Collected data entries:
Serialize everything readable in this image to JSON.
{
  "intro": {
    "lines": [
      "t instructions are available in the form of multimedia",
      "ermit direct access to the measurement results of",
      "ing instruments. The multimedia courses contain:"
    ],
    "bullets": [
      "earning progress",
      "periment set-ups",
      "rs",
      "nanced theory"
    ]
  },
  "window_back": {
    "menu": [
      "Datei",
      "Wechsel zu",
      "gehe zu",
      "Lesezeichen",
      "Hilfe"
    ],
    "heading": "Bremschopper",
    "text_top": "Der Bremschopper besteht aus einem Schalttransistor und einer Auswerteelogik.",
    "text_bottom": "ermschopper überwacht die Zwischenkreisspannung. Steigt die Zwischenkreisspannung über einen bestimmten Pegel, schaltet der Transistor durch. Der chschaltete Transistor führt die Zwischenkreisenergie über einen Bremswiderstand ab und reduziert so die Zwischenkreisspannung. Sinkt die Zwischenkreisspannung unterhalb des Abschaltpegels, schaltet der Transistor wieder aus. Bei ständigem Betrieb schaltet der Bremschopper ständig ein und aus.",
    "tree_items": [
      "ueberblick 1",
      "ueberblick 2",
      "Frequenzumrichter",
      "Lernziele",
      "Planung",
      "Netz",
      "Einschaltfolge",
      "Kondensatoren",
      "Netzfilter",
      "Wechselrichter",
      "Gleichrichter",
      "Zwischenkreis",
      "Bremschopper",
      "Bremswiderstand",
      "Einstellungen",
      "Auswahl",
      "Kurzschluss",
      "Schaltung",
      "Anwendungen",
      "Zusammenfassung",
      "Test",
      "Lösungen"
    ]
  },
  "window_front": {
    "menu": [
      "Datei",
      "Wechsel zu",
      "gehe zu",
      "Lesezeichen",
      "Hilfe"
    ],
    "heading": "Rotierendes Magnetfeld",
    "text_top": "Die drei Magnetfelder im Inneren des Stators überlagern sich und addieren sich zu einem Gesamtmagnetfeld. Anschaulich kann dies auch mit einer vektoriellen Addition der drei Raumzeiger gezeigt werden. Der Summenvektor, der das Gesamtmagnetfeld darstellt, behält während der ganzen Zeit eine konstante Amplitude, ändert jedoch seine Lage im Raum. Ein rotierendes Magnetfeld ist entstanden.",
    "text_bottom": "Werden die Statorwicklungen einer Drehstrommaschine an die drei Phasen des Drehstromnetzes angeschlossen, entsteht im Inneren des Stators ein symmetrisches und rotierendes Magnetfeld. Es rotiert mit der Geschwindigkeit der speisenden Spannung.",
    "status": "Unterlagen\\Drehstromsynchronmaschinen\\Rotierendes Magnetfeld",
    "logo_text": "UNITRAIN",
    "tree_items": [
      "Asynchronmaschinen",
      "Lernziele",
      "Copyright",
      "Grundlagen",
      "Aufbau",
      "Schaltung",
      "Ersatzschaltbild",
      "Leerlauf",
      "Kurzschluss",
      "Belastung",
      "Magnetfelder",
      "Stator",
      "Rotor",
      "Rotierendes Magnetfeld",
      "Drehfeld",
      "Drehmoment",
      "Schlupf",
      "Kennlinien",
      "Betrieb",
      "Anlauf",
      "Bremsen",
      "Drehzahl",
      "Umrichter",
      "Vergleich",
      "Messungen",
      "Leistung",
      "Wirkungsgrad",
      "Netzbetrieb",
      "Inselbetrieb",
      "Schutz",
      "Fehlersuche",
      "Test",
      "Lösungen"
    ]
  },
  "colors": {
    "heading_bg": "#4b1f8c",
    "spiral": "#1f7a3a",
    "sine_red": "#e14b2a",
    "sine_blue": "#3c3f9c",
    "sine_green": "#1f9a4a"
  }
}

> The exercise:
Return the listing above in full, character for character.

> Response:
Serialize everything readable in this image to JSON.
{
  "intro": {
    "lines": [
      "t instructions are available in the form of multimedia",
      "ermit direct access to the measurement results of",
      "ing instruments. The multimedia courses contain:"
    ],
    "bullets": [
      "earning progress",
      "periment set-ups",
      "rs",
      "nanced theory"
    ]
  },
  "window_back": {
    "menu": [
      "Datei",
      "Wechsel zu",
      "gehe zu",
      "Lesezeichen",
      "Hilfe"
    ],
    "heading": "Bremschopper",
    "text_top": "Der Bremschopper besteht aus einem Schalttransistor und einer Auswerteelogik.",
    "text_bottom": "ermschopper überwacht die Zwischenkreisspannung. Steigt die Zwischenkreisspannung über einen bestimmten Pegel, schaltet der Transistor durch. Der chschaltete Transistor führt die Zwischenkreisenergie über einen Bremswiderstand ab und reduziert so die Zwischenkreisspannung. Sinkt die Zwischenkreisspannung unterhalb des Abschaltpegels, schaltet der Transistor wieder aus. Bei ständigem Betrieb schaltet der Bremschopper ständig ein und aus.",
    "tree_items": [
      "ueberblick 1",
      "ueberblick 2",
      "Frequenzumrichter",
      "Lernziele",
      "Planung",
      "Netz",
      "Einschaltfolge",
      "Kondensatoren",
      "Netzfilter",
      "Wechselrichter",
      "Gleichrichter",
      "Zwischenkreis",
      "Bremschopper",
      "Bremswiderstand",
      "Einstellungen",
      "Auswahl",
      "Kurzschluss",
      "Schaltung",
      "Anwendungen",
      "Zusammenfassung",
      "Test",
      "Lösungen"
    ]
  },
  "window_front": {
    "menu": [
      "Datei",
      "Wechsel zu",
      "gehe zu",
      "Lesezeichen",
      "Hilfe"
    ],
    "heading": "Rotierendes Magnetfeld",
    "text_top": "Die drei Magnetfelder im Inneren des Stators überlagern sich und addieren sich zu einem Gesamtmagnetfeld. Anschaulich kann dies auch mit einer vektoriellen Addition der drei Raumzeiger gezeigt werden. Der Summenvektor, der das Gesamtmagnetfeld darstellt, behält während der ganzen Zeit eine konstante Amplitude, ändert jedoch seine Lage im Raum. Ein rotierendes Magnetfeld ist entstanden.",
    "text_bottom": "Werden die Statorwicklungen einer Drehstrommaschine an die drei Phasen des Drehstromnetzes angeschlossen, entsteht im Inneren des Stators ein symmetrisches und rotierendes Magnetfeld. Es rotiert mit der Geschwindigkeit der speisenden Spannung.",
    "status": "Unterlagen\\Drehstromsynchronmaschinen\\Rotierendes Magnetfeld",
    "logo_text": "UNITRAIN",
    "tree_items": [
      "Asynchronmaschinen",
      "Lernziele",
      "Copyright",
      "Grundlagen",
      "Aufbau",
      "Schaltung",
      "Ersatzschaltbild",
      "Leerlauf",
      "Kurzschluss",
      "Belastung",
      "Magnetfelder",
      "Stator",
      "Rotor",
      "Rotierendes Magnetfeld",
      "Drehfeld",
      "Drehmoment",
      "Schlupf",
      "Kennlinien",
      "Betrieb",
      "Anlauf",
      "Bremsen",
      "Drehzahl",
      "Umrichter",
      "Vergleich",
      "Messungen",
      "Leistung",
      "Wirkungsgrad",
      "Netzbetrieb",
      "Inselbetrieb",
      "Schutz",
      "Fehlersuche",
      "Test",
      "Lösungen"
    ]
  },
  "colors": {
    "heading_bg": "#4b1f8c",
    "spiral": "#1f7a3a",
    "sine_red": "#e14b2a",
    "sine_blue": "#3c3f9c",
    "sine_green": "#1f9a4a"
  }
}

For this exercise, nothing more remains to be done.